[Request] Repeat the listing below in full, exactly as it stands.

(Entries from a dataset)
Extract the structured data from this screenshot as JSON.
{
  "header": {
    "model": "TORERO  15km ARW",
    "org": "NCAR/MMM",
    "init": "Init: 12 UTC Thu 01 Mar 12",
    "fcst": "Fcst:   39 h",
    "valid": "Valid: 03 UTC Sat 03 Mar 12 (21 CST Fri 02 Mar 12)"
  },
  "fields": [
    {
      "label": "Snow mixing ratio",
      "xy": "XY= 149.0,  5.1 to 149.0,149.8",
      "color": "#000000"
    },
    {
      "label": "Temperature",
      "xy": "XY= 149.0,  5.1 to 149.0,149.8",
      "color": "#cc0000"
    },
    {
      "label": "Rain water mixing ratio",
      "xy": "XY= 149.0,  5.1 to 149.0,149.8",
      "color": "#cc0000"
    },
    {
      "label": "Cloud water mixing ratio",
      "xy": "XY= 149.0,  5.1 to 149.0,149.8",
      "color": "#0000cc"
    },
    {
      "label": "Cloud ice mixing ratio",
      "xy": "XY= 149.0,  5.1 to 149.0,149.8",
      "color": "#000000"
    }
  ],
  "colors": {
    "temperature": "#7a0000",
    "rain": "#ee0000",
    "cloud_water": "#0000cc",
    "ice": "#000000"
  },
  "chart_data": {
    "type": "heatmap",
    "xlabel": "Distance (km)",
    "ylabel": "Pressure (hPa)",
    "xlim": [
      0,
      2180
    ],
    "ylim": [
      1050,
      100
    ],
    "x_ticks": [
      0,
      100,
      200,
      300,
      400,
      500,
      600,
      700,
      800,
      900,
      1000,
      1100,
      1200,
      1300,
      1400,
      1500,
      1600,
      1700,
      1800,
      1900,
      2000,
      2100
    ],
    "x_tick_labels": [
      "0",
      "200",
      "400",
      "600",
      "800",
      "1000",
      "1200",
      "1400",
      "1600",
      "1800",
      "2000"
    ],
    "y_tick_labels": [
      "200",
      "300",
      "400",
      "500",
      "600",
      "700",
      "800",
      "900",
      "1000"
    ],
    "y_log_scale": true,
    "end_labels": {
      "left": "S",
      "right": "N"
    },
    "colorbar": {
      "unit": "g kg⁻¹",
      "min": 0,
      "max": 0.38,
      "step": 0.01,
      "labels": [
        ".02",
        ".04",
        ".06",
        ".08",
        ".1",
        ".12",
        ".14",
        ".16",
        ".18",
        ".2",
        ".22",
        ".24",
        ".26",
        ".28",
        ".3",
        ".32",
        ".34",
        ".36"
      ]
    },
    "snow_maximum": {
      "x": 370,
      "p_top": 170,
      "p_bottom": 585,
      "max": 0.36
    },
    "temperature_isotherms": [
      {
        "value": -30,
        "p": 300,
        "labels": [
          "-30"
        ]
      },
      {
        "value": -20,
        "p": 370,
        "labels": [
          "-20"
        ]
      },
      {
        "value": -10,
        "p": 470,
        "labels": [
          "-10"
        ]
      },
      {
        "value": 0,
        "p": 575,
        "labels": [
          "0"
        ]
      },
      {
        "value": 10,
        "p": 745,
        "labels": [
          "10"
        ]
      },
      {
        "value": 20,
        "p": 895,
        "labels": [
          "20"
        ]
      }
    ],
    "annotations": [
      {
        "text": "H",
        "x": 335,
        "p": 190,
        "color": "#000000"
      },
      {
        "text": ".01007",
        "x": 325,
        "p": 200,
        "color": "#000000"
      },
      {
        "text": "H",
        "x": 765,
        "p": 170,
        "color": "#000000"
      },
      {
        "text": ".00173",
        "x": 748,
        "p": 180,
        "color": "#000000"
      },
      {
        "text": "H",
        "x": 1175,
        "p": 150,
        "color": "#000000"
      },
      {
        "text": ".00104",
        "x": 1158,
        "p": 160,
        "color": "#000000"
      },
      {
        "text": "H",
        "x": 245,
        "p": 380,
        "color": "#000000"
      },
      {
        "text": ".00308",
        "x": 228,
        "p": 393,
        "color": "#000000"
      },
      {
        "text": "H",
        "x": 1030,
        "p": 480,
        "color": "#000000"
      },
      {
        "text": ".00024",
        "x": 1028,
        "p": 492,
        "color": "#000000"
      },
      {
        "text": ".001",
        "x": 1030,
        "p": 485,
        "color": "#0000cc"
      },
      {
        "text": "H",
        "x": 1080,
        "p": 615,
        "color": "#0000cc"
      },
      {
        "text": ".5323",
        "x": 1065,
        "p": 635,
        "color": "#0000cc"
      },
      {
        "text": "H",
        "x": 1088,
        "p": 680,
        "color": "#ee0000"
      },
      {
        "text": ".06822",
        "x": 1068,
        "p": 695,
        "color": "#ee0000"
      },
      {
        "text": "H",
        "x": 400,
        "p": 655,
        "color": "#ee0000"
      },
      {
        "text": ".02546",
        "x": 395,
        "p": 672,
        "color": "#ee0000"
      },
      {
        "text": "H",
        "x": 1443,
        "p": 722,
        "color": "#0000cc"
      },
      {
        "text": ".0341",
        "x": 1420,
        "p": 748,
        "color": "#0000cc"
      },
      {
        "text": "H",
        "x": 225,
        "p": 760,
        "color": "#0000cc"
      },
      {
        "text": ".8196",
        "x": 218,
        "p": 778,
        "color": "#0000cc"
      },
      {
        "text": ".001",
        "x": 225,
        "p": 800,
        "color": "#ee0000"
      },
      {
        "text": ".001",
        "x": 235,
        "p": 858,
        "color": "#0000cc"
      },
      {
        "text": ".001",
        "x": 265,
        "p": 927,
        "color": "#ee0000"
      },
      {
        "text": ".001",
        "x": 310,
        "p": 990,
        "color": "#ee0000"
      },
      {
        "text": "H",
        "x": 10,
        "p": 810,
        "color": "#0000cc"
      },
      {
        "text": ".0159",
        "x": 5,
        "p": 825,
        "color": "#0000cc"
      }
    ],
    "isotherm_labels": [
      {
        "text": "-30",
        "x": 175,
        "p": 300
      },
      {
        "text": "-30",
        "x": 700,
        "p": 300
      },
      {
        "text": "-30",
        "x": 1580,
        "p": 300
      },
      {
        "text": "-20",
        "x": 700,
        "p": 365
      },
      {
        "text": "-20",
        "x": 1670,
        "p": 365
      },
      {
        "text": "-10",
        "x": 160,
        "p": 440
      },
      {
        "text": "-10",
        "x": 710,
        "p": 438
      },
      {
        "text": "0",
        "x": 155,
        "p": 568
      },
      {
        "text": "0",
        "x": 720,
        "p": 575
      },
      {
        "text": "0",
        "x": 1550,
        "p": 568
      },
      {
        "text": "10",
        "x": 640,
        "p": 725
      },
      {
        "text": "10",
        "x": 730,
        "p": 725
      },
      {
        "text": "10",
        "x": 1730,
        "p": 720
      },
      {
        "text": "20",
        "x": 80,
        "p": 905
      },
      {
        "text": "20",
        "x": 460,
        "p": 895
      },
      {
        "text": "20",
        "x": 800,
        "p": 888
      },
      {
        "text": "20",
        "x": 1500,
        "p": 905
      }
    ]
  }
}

[Output of the exercise]
Extract the structured data from this screenshot as JSON.
{
  "header": {
    "model": "TORERO  15km ARW",
    "org": "NCAR/MMM",
    "init": "Init: 12 UTC Thu 01 Mar 12",
    "fcst": "Fcst:   39 h",
    "valid": "Valid: 03 UTC Sat 03 Mar 12 (21 CST Fri 02 Mar 12)"
  },
  "fields": [
    {
      "label": "Snow mixing ratio",
      "xy": "XY= 149.0,  5.1 to 149.0,149.8",
      "color": "#000000"
    },
    {
      "label": "Temperature",
      "xy": "XY= 149.0,  5.1 to 149.0,149.8",
      "color": "#cc0000"
    },
    {
      "label": "Rain water mixing ratio",
      "xy": "XY= 149.0,  5.1 to 149.0,149.8",
      "color": "#cc0000"
    },
    {
      "label": "Cloud water mixing ratio",
      "xy": "XY= 149.0,  5.1 to 149.0,149.8",
      "color": "#0000cc"
    },
    {
      "label": "Cloud ice mixing ratio",
      "xy": "XY= 149.0,  5.1 to 149.0,149.8",
      "color": "#000000"
    }
  ],
  "colors": {
    "temperature": "#7a0000",
    "rain": "#ee0000",
    "cloud_water": "#0000cc",
    "ice": "#000000"
  },
  "chart_data": {
    "type": "heatmap",
    "xlabel": "Distance (km)",
    "ylabel": "Pressure (hPa)",
    "xlim": [
      0,
      2180
    ],
    "ylim": [
      1050,
      100
    ],
    "x_ticks": [
      0,
      100,
      200,
      300,
      400,
      500,
      600,
      700,
      800,
      900,
      1000,
      1100,
      1200,
      1300,
      1400,
      1500,
      1600,
      1700,
      1800,
      1900,
      2000,
      2100
    ],
    "x_tick_labels": [
      "0",
      "200",
      "400",
      "600",
      "800",
      "1000",
      "1200",
      "1400",
      "1600",
      "1800",
      "2000"
    ],
    "y_tick_labels": [
      "200",
      "300",
      "400",
      "500",
      "600",
      "700",
      "800",
      "900",
      "1000"
    ],
    "y_log_scale": true,
    "end_labels": {
      "left": "S",
      "right": "N"
    },
    "colorbar": {
      "unit": "g kg⁻¹",
      "min": 0,
      "max": 0.38,
      "step": 0.01,
      "labels": [
        ".02",
        ".04",
        ".06",
        ".08",
        ".1",
        ".12",
        ".14",
        ".16",
        ".18",
        ".2",
        ".22",
        ".24",
        ".26",
        ".28",
        ".3",
        ".32",
        ".34",
        ".36"
      ]
    },
    "snow_maximum": {
      "x": 370,
      "p_top": 170,
      "p_bottom": 585,
      "max": 0.36
    },
    "temperature_isotherms": [
      {
        "value": -30,
        "p": 300,
        "labels": [
          "-30"
        ]
      },
      {
        "value": -20,
        "p": 370,
        "labels": [
          "-20"
        ]
      },
      {
        "value": -10,
        "p": 470,
        "labels": [
          "-10"
        ]
      },
      {
        "value": 0,
        "p": 575,
        "labels": [
          "0"
        ]
      },
      {
        "value": 10,
        "p": 745,
        "labels": [
          "10"
        ]
      },
      {
        "value": 20,
        "p": 895,
        "labels": [
          "20"
        ]
      }
    ],
    "annotations": [
      {
        "text": "H",
        "x": 335,
        "p": 190,
        "color": "#000000"
      },
      {
        "text": ".01007",
        "x": 325,
        "p": 200,
        "color": "#000000"
      },
      {
        "text": "H",
        "x": 765,
        "p": 170,
        "color": "#000000"
      },
      {
        "text": ".00173",
        "x": 748,
        "p": 180,
        "color": "#000000"
      },
      {
        "text": "H",
        "x": 1175,
        "p": 150,
        "color": "#000000"
      },
      {
        "text": ".00104",
        "x": 1158,
        "p": 160,
        "color": "#000000"
      },
      {
        "text": "H",
        "x": 245,
        "p": 380,
        "color": "#000000"
      },
      {
        "text": ".00308",
        "x": 228,
        "p": 393,
        "color": "#000000"
      },
      {
        "text": "H",
        "x": 1030,
        "p": 480,
        "color": "#000000"
      },
      {
        "text": ".00024",
        "x": 1028,
        "p": 492,
        "color": "#000000"
      },
      {
        "text": ".001",
        "x": 1030,
        "p": 485,
        "color": "#0000cc"
      },
      {
        "text": "H",
        "x": 1080,
        "p": 615,
        "color": "#0000cc"
      },
      {
        "text": ".5323",
        "x": 1065,
        "p": 635,
        "color": "#0000cc"
      },
      {
        "text": "H",
        "x": 1088,
        "p": 680,
        "color": "#ee0000"
      },
      {
        "text": ".06822",
        "x": 1068,
        "p": 695,
        "color": "#ee0000"
      },
      {
        "text": "H",
        "x": 400,
        "p": 655,
        "color": "#ee0000"
      },
      {
        "text": ".02546",
        "x": 395,
        "p": 672,
        "color": "#ee0000"
      },
      {
        "text": "H",
        "x": 1443,
        "p": 722,
        "color": "#0000cc"
      },
      {
        "text": ".0341",
        "x": 1420,
        "p": 748,
        "color": "#0000cc"
      },
      {
        "text": "H",
        "x": 225,
        "p": 760,
        "color": "#0000cc"
      },
      {
        "text": ".8196",
        "x": 218,
        "p": 778,
        "color": "#0000cc"
      },
      {
        "text": ".001",
        "x": 225,
        "p": 800,
        "color": "#ee0000"
      },
      {
        "text": ".001",
        "x": 235,
        "p": 858,
        "color": "#0000cc"
      },
      {
        "text": ".001",
        "x": 265,
        "p": 927,
        "color": "#ee0000"
      },
      {
        "text": ".001",
        "x": 310,
        "p": 990,
        "color": "#ee0000"
      },
      {
        "text": "H",
        "x": 10,
        "p": 810,
        "color": "#0000cc"
      },
      {
        "text": ".0159",
        "x": 5,
        "p": 825,
        "color": "#0000cc"
      }
    ],
    "isotherm_labels": [
      {
        "text": "-30",
        "x": 175,
        "p": 300
      },
      {
        "text": "-30",
        "x": 700,
        "p": 300
      },
      {
        "text": "-30",
        "x": 1580,
        "p": 300
      },
      {
        "text": "-20",
        "x": 700,
        "p": 365
      },
      {
        "text": "-20",
        "x": 1670,
        "p": 365
      },
      {
        "text": "-10",
        "x": 160,
        "p": 440
      },
      {
        "text": "-10",
        "x": 710,
        "p": 438
      },
      {
        "text": "0",
        "x": 155,
        "p": 568
      },
      {
        "text": "0",
        "x": 720,
        "p": 575
      },
      {
        "text": "0",
        "x": 1550,
        "p": 568
      },
      {
        "text": "10",
        "x": 640,
        "p": 725
      },
      {
        "text": "10",
        "x": 730,
        "p": 725
      },
      {
        "text": "10",
        "x": 1730,
        "p": 720
      },
      {
        "text": "20",
        "x": 80,
        "p": 905
      },
      {
        "text": "20",
        "x": 460,
        "p": 895
      },
      {
        "text": "20",
        "x": 800,
        "p": 888
      },
      {
        "text": "20",
        "x": 1500,
        "p": 905
      }
    ]
  }
}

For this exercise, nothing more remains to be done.